Exercise description
Give the entries again exactly, every one of them.

- - -

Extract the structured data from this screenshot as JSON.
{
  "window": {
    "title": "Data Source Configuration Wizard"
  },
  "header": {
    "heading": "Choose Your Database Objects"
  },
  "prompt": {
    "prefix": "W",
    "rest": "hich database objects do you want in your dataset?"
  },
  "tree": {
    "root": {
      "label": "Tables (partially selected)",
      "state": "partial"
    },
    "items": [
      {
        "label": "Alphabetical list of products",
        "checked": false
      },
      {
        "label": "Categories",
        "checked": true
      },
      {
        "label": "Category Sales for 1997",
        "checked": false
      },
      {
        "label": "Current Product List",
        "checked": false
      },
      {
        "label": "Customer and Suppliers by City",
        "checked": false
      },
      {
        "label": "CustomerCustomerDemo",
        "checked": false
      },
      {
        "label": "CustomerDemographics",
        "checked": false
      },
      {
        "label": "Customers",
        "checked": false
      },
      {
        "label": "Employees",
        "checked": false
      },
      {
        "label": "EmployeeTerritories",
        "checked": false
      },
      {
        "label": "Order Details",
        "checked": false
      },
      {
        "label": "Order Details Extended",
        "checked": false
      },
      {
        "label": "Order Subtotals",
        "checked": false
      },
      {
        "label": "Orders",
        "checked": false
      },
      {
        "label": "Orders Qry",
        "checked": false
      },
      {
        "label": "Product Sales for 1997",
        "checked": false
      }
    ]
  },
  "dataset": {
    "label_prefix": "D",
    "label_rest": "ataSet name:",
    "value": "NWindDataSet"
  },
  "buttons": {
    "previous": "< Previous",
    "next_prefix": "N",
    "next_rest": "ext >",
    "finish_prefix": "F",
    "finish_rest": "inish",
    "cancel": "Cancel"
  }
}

- - -

Response to this exercise
Extract the structured data from this screenshot as JSON.
{
  "window": {
    "title": "Data Source Configuration Wizard"
  },
  "header": {
    "heading": "Choose Your Database Objects"
  },
  "prompt": {
    "prefix": "W",
    "rest": "hich database objects do you want in your dataset?"
  },
  "tree": {
    "root": {
      "label": "Tables (partially selected)",
      "state": "partial"
    },
    "items": [
      {
        "label": "Alphabetical list of products",
        "checked": false
      },
      {
        "label": "Categories",
        "checked": true
      },
      {
        "label": "Category Sales for 1997",
        "checked": false
      },
      {
        "label": "Current Product List",
        "checked": false
      },
      {
        "label": "Customer and Suppliers by City",
        "checked": false
      },
      {
        "label": "CustomerCustomerDemo",
        "checked": false
      },
      {
        "label": "CustomerDemographics",
        "checked": false
      },
      {
        "label": "Customers",
        "checked": false
      },
      {
        "label": "Employees",
        "checked": false
      },
      {
        "label": "EmployeeTerritories",
        "checked": false
      },
      {
        "label": "Order Details",
        "checked": false
      },
      {
        "label": "Order Details Extended",
        "checked": false
      },
      {
        "label": "Order Subtotals",
        "checked": false
      },
      {
        "label": "Orders",
        "checked": false
      },
      {
        "label": "Orders Qry",
        "checked": false
      },
      {
        "label": "Product Sales for 1997",
        "checked": false
      }
    ]
  },
  "dataset": {
    "label_prefix": "D",
    "label_rest": "ataSet name:",
    "value": "NWindDataSet"
  },
  "buttons": {
    "previous": "< Previous",
    "next_prefix": "N",
    "next_rest": "ext >",
    "finish_prefix": "F",
    "finish_rest": "inish",
    "cancel": "Cancel"
  }
}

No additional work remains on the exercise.